### DIRECTIONS FOR THIS TASK
Which lines below hold the word "over"? Report each one.

Data excerpts:
★ ★ ★

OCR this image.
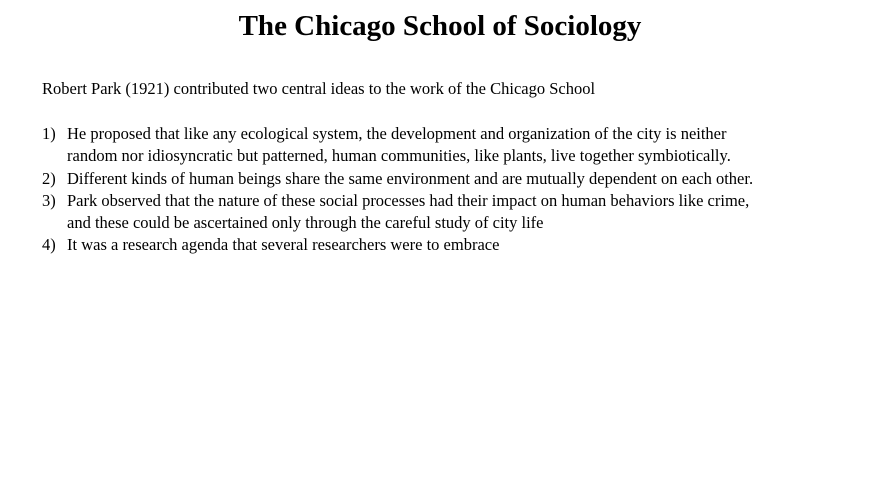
The Chicago School of Sociology

Robert Park (1921) contributed two central ideas to the work of the Chicago School

1) He proposed that like any ecological system, the development and organization of the city is neither
random nor idiosyncratic but patterned, human communities, like plants, live together symbiotically.
2) Different kinds of human beings share the same environment and are mutually dependent on each other.
3) Park observed that the nature of these social processes had their impact on human behaviors like crime,
and these could be ascertained only through the careful study of city life
4) It was a research agenda that several researchers were to embrace
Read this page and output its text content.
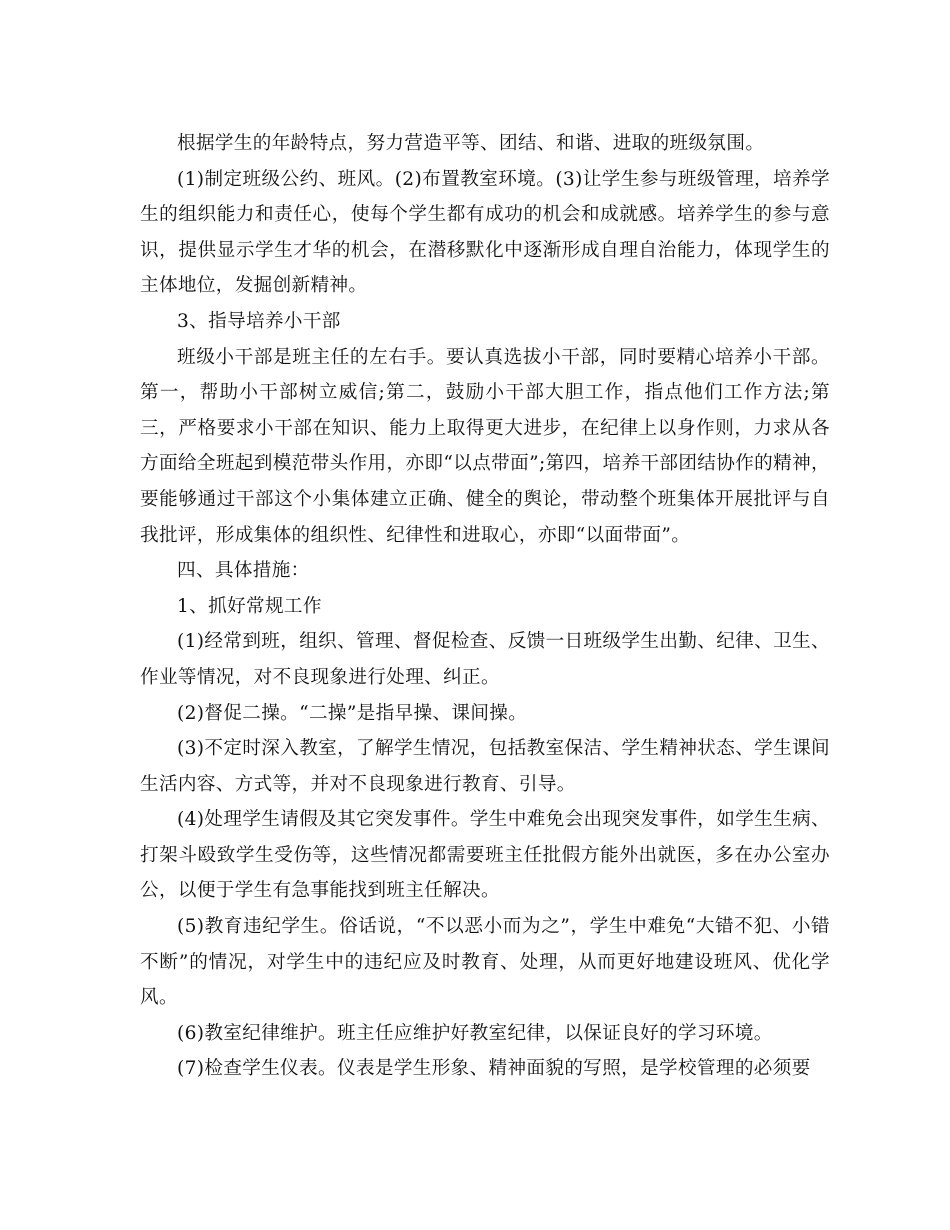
根据学生的年龄特点，努力营造平等、团结、和谐、进取的班级氛围。

(1)制定班级公约、班风。(2)布置教室环境。(3)让学生参与班级管理，培养学生的组织能力和责任心，使每个学生都有成功的机会和成就感。培养学生的参与意识，提供显示学生才华的机会，在潜移默化中逐渐形成自理自治能力，体现学生的主体地位，发掘创新精神。

3、指导培养小干部

班级小干部是班主任的左右手。要认真选拔小干部，同时要精心培养小干部。第一，帮助小干部树立威信;第二，鼓励小干部大胆工作，指点他们工作方法;第三，严格要求小干部在知识、能力上取得更大进步，在纪律上以身作则，力求从各方面给全班起到模范带头作用，亦即“以点带面”;第四，培养干部团结协作的精神，要能够通过干部这个小集体建立正确、健全的舆论，带动整个班集体开展批评与自我批评，形成集体的组织性、纪律性和进取心，亦即“以面带面”。

四、具体措施：

1、抓好常规工作

(1)经常到班，组织、管理、督促检查、反馈一日班级学生出勤、纪律、卫生、作业等情况，对不良现象进行处理、纠正。

(2)督促二操。“二操”是指早操、课间操。

(3)不定时深入教室，了解学生情况，包括教室保洁、学生精神状态、学生课间生活内容、方式等，并对不良现象进行教育、引导。

(4)处理学生请假及其它突发事件。学生中难免会出现突发事件，如学生生病、打架斗殴致学生受伤等，这些情况都需要班主任批假方能外出就医，多在办公室办公，以便于学生有急事能找到班主任解决。

(5)教育违纪学生。俗话说，“不以恶小而为之”，学生中难免“大错不犯、小错不断”的情况，对学生中的违纪应及时教育、处理，从而更好地建设班风、优化学风。

(6)教室纪律维护。班主任应维护好教室纪律，以保证良好的学习环境。

(7)检查学生仪表。仪表是学生形象、精神面貌的写照，是学校管理的必须要
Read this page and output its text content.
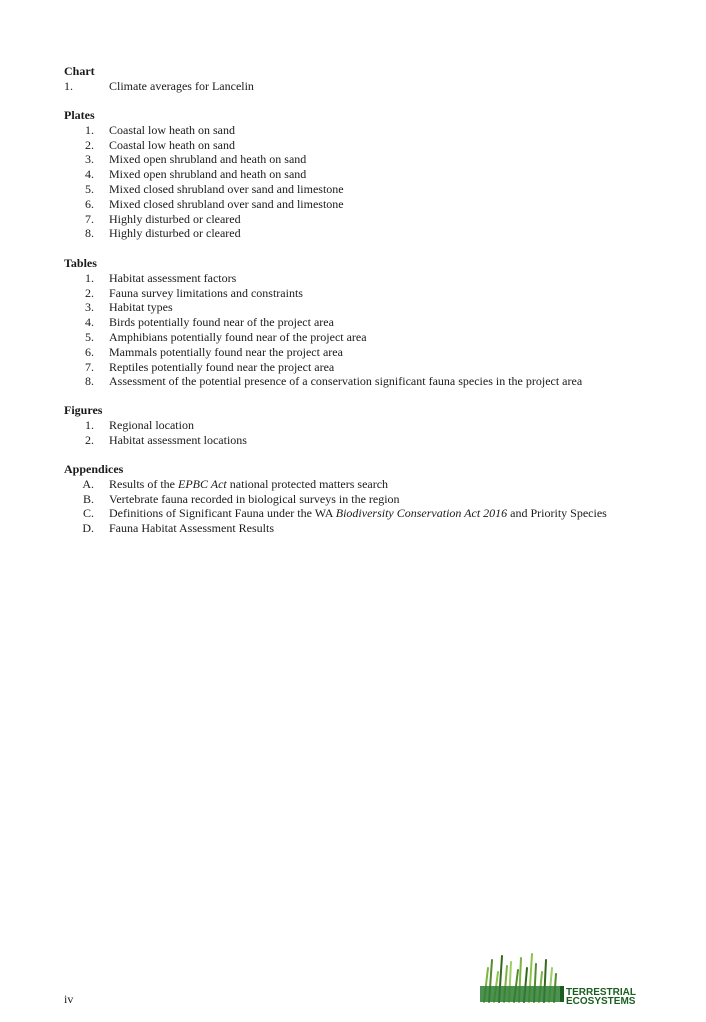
Chart
1.	Climate averages for Lancelin
Plates
1. Coastal low heath on sand
2. Coastal low heath on sand
3. Mixed open shrubland and heath on sand
4. Mixed open shrubland and heath on sand
5. Mixed closed shrubland over sand and limestone
6. Mixed closed shrubland over sand and limestone
7. Highly disturbed or cleared
8. Highly disturbed or cleared
Tables
1. Habitat assessment factors
2. Fauna survey limitations and constraints
3. Habitat types
4. Birds potentially found near of the project area
5. Amphibians potentially found near of the project area
6. Mammals potentially found near the project area
7. Reptiles potentially found near the project area
8. Assessment of the potential presence of a conservation significant fauna species in the project area
Figures
1. Regional location
2. Habitat assessment locations
Appendices
A. Results of the EPBC Act national protected matters search
B. Vertebrate fauna recorded in biological surveys in the region
C. Definitions of Significant Fauna under the WA Biodiversity Conservation Act 2016 and Priority Species
D. Fauna Habitat Assessment Results
iv	TERRESTRIAL
ECOSYSTEMS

★ ★ ★

### TASK OUTPUT
5. Mixed closed shrubland over sand and limestone
6. Mixed closed shrubland over sand and limestone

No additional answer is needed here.